:: What to produce ::
Filter the records below down to lines containing "name".

:: Extracts from a graphics dataset ::
^^^^^^^^^^^^^^^^
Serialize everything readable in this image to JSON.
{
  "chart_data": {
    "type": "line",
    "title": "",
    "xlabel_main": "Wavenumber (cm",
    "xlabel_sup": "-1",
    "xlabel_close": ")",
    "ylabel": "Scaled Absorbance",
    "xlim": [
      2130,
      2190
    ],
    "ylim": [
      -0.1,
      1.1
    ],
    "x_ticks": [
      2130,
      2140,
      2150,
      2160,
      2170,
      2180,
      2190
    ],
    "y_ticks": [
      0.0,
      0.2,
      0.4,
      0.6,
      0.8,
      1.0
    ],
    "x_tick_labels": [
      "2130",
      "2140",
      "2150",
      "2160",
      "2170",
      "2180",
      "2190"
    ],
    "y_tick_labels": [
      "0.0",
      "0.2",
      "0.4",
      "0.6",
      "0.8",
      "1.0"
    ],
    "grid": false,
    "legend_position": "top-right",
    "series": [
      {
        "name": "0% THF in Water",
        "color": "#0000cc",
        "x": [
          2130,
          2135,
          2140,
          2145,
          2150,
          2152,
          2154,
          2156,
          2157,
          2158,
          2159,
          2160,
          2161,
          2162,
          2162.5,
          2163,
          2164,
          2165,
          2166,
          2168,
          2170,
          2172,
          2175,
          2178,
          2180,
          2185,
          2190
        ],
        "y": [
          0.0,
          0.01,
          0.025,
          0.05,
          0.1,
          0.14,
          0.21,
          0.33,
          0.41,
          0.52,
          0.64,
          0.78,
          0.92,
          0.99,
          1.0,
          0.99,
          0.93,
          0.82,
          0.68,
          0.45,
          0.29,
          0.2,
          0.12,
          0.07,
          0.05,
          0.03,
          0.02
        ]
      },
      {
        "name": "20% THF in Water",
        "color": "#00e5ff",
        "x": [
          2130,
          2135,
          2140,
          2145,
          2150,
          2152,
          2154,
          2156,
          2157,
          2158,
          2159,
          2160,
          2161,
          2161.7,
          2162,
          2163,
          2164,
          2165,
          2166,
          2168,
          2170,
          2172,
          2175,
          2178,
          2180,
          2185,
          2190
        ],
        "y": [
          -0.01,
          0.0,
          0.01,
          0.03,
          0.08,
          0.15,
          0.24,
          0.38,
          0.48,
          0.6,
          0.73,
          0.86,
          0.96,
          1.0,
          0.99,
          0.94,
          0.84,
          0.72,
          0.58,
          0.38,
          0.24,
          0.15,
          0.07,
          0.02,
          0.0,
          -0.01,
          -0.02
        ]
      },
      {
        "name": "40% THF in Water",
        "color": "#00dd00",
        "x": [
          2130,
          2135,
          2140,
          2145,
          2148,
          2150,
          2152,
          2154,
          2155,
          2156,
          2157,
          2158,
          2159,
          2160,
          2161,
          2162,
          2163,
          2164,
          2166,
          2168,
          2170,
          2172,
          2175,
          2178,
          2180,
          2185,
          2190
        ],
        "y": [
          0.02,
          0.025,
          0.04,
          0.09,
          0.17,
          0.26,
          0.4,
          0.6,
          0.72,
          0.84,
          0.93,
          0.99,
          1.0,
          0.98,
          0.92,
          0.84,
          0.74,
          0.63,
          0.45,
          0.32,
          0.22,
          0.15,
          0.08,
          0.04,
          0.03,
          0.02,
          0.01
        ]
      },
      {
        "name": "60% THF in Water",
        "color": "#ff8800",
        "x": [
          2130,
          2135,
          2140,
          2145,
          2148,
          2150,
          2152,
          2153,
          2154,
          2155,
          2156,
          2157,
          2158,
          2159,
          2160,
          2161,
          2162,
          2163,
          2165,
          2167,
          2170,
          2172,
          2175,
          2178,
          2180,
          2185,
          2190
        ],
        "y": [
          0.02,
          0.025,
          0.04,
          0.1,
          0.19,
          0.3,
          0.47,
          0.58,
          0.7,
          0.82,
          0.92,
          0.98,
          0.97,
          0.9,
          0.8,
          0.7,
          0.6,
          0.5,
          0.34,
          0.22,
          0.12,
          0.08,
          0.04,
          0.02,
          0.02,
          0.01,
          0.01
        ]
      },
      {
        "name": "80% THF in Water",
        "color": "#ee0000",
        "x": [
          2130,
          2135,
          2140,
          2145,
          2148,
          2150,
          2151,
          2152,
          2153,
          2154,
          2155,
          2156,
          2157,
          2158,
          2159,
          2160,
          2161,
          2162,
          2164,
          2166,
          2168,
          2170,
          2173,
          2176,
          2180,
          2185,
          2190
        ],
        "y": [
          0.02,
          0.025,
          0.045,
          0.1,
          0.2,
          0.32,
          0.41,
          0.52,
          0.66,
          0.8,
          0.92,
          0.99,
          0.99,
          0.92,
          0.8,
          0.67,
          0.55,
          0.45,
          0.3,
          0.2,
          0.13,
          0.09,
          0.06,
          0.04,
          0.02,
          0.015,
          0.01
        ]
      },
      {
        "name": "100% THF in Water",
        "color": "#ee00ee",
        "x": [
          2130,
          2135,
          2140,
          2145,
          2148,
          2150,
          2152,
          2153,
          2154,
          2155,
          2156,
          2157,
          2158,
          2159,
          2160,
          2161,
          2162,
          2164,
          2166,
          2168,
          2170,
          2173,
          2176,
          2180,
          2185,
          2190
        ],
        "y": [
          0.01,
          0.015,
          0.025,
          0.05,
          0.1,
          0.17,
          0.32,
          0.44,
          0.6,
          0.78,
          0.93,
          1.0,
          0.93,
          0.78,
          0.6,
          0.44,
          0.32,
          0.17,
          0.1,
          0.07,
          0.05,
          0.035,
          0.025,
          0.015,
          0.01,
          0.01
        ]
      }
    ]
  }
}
^^^^^^^^^^^^^^^^
:: Full answer ::
        "name": "0% THF in Water",
        "name": "20% THF in Water",
        "name": "40% THF in Water",
        "name": "60% THF in Water",
        "name": "80% THF in Water",
        "name": "100% THF in Water",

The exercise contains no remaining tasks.